# [Dataset excerpts]
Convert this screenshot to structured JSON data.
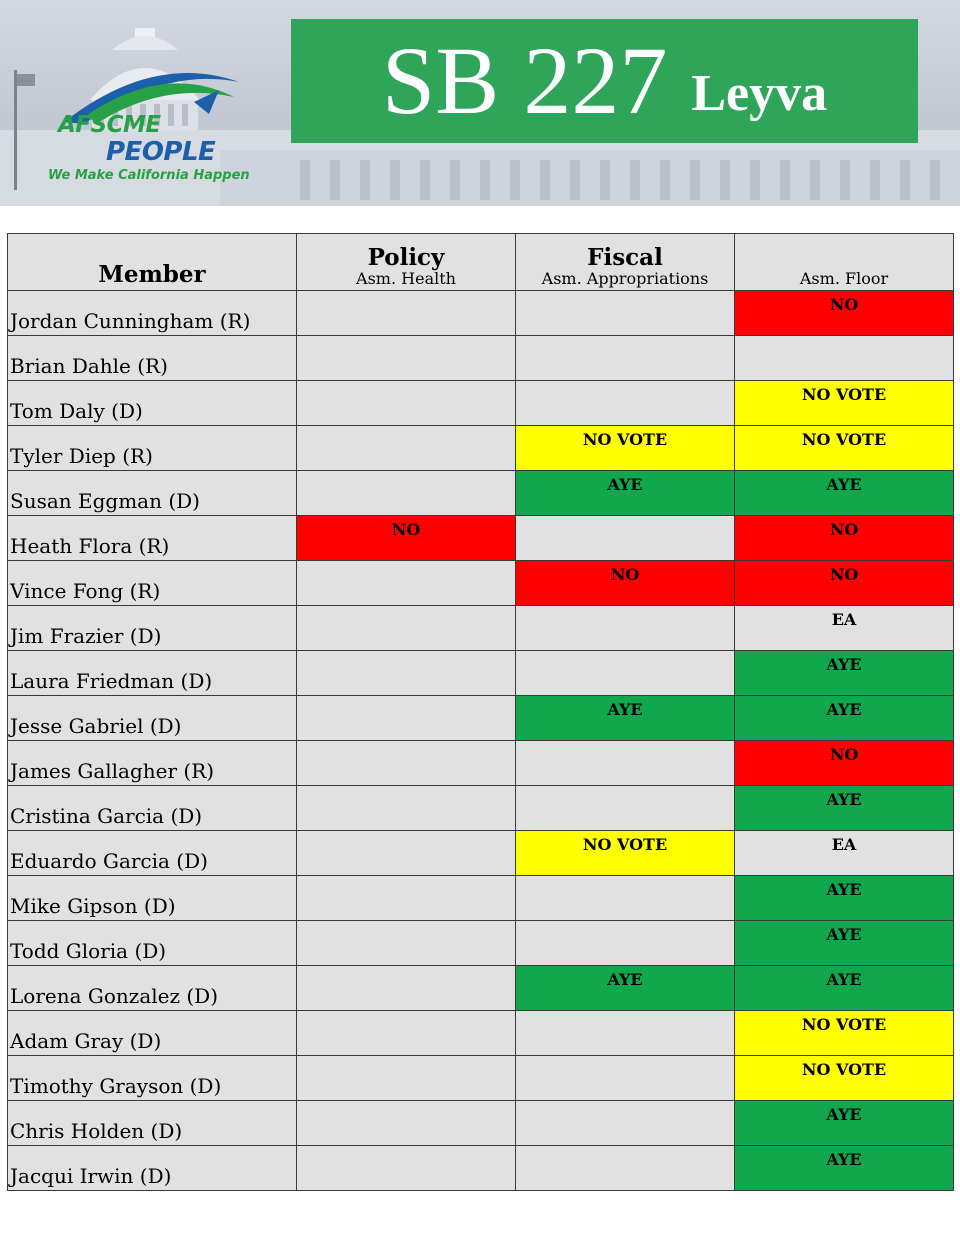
{
  "header": {
    "bill": "SB 227",
    "author": "Leyva",
    "logo": {
      "line1": "AFSCME",
      "line2": "PEOPLE",
      "tagline": "We Make California Happen"
    },
    "colors": {
      "banner": "#2fa55a",
      "logo_green": "#27a146",
      "logo_blue": "#1c5fab"
    }
  },
  "table": {
    "columns": [
      {
        "title": "Member",
        "subtitle": ""
      },
      {
        "title": "Policy",
        "subtitle": "Asm. Health"
      },
      {
        "title": "Fiscal",
        "subtitle": "Asm. Appropriations"
      },
      {
        "title": "",
        "subtitle": "Asm. Floor"
      }
    ],
    "status_colors": {
      "AYE": "#11a74d",
      "NO": "#ff0000",
      "NO VOTE": "#ffff00",
      "EA": "#e1e1e1",
      "": "#e1e1e1"
    },
    "rows": [
      {
        "member": "Jordan Cunningham (R)",
        "policy": "",
        "fiscal": "",
        "floor": "NO"
      },
      {
        "member": "Brian Dahle (R)",
        "policy": "",
        "fiscal": "",
        "floor": ""
      },
      {
        "member": "Tom Daly (D)",
        "policy": "",
        "fiscal": "",
        "floor": "NO VOTE"
      },
      {
        "member": "Tyler Diep (R)",
        "policy": "",
        "fiscal": "NO VOTE",
        "floor": "NO VOTE"
      },
      {
        "member": "Susan Eggman (D)",
        "policy": "",
        "fiscal": "AYE",
        "floor": "AYE"
      },
      {
        "member": "Heath Flora (R)",
        "policy": "NO",
        "fiscal": "",
        "floor": "NO"
      },
      {
        "member": "Vince Fong (R)",
        "policy": "",
        "fiscal": "NO",
        "floor": "NO"
      },
      {
        "member": "Jim Frazier (D)",
        "policy": "",
        "fiscal": "",
        "floor": "EA"
      },
      {
        "member": "Laura Friedman (D)",
        "policy": "",
        "fiscal": "",
        "floor": "AYE"
      },
      {
        "member": "Jesse Gabriel (D)",
        "policy": "",
        "fiscal": "AYE",
        "floor": "AYE"
      },
      {
        "member": "James Gallagher (R)",
        "policy": "",
        "fiscal": "",
        "floor": "NO"
      },
      {
        "member": "Cristina Garcia (D)",
        "policy": "",
        "fiscal": "",
        "floor": "AYE"
      },
      {
        "member": "Eduardo Garcia (D)",
        "policy": "",
        "fiscal": "NO VOTE",
        "floor": "EA"
      },
      {
        "member": "Mike Gipson (D)",
        "policy": "",
        "fiscal": "",
        "floor": "AYE"
      },
      {
        "member": "Todd Gloria (D)",
        "policy": "",
        "fiscal": "",
        "floor": "AYE"
      },
      {
        "member": "Lorena Gonzalez (D)",
        "policy": "",
        "fiscal": "AYE",
        "floor": "AYE"
      },
      {
        "member": "Adam Gray (D)",
        "policy": "",
        "fiscal": "",
        "floor": "NO VOTE"
      },
      {
        "member": "Timothy Grayson (D)",
        "policy": "",
        "fiscal": "",
        "floor": "NO VOTE"
      },
      {
        "member": "Chris Holden (D)",
        "policy": "",
        "fiscal": "",
        "floor": "AYE"
      },
      {
        "member": "Jacqui Irwin (D)",
        "policy": "",
        "fiscal": "",
        "floor": "AYE"
      }
    ]
  }
}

# [What you are asked to do]
Set the listing down in full and exactly. Pictures within it should not appear in the copy.

# [Worked answer]
Convert this screenshot to structured JSON data.
{
  "header": {
    "bill": "SB 227",
    "author": "Leyva",
    "logo": {
      "line1": "AFSCME",
      "line2": "PEOPLE",
      "tagline": "We Make California Happen"
    },
    "colors": {
      "banner": "#2fa55a",
      "logo_green": "#27a146",
      "logo_blue": "#1c5fab"
    }
  },
  "table": {
    "columns": [
      {
        "title": "Member",
        "subtitle": ""
      },
      {
        "title": "Policy",
        "subtitle": "Asm. Health"
      },
      {
        "title": "Fiscal",
        "subtitle": "Asm. Appropriations"
      },
      {
        "title": "",
        "subtitle": "Asm. Floor"
      }
    ],
    "status_colors": {
      "AYE": "#11a74d",
      "NO": "#ff0000",
      "NO VOTE": "#ffff00",
      "EA": "#e1e1e1",
      "": "#e1e1e1"
    },
    "rows": [
      {
        "member": "Jordan Cunningham (R)",
        "policy": "",
        "fiscal": "",
        "floor": "NO"
      },
      {
        "member": "Brian Dahle (R)",
        "policy": "",
        "fiscal": "",
        "floor": ""
      },
      {
        "member": "Tom Daly (D)",
        "policy": "",
        "fiscal": "",
        "floor": "NO VOTE"
      },
      {
        "member": "Tyler Diep (R)",
        "policy": "",
        "fiscal": "NO VOTE",
        "floor": "NO VOTE"
      },
      {
        "member": "Susan Eggman (D)",
        "policy": "",
        "fiscal": "AYE",
        "floor": "AYE"
      },
      {
        "member": "Heath Flora (R)",
        "policy": "NO",
        "fiscal": "",
        "floor": "NO"
      },
      {
        "member": "Vince Fong (R)",
        "policy": "",
        "fiscal": "NO",
        "floor": "NO"
      },
      {
        "member": "Jim Frazier (D)",
        "policy": "",
        "fiscal": "",
        "floor": "EA"
      },
      {
        "member": "Laura Friedman (D)",
        "policy": "",
        "fiscal": "",
        "floor": "AYE"
      },
      {
        "member": "Jesse Gabriel (D)",
        "policy": "",
        "fiscal": "AYE",
        "floor": "AYE"
      },
      {
        "member": "James Gallagher (R)",
        "policy": "",
        "fiscal": "",
        "floor": "NO"
      },
      {
        "member": "Cristina Garcia (D)",
        "policy": "",
        "fiscal": "",
        "floor": "AYE"
      },
      {
        "member": "Eduardo Garcia (D)",
        "policy": "",
        "fiscal": "NO VOTE",
        "floor": "EA"
      },
      {
        "member": "Mike Gipson (D)",
        "policy": "",
        "fiscal": "",
        "floor": "AYE"
      },
      {
        "member": "Todd Gloria (D)",
        "policy": "",
        "fiscal": "",
        "floor": "AYE"
      },
      {
        "member": "Lorena Gonzalez (D)",
        "policy": "",
        "fiscal": "AYE",
        "floor": "AYE"
      },
      {
        "member": "Adam Gray (D)",
        "policy": "",
        "fiscal": "",
        "floor": "NO VOTE"
      },
      {
        "member": "Timothy Grayson (D)",
        "policy": "",
        "fiscal": "",
        "floor": "NO VOTE"
      },
      {
        "member": "Chris Holden (D)",
        "policy": "",
        "fiscal": "",
        "floor": "AYE"
      },
      {
        "member": "Jacqui Irwin (D)",
        "policy": "",
        "fiscal": "",
        "floor": "AYE"
      }
    ]
  }
}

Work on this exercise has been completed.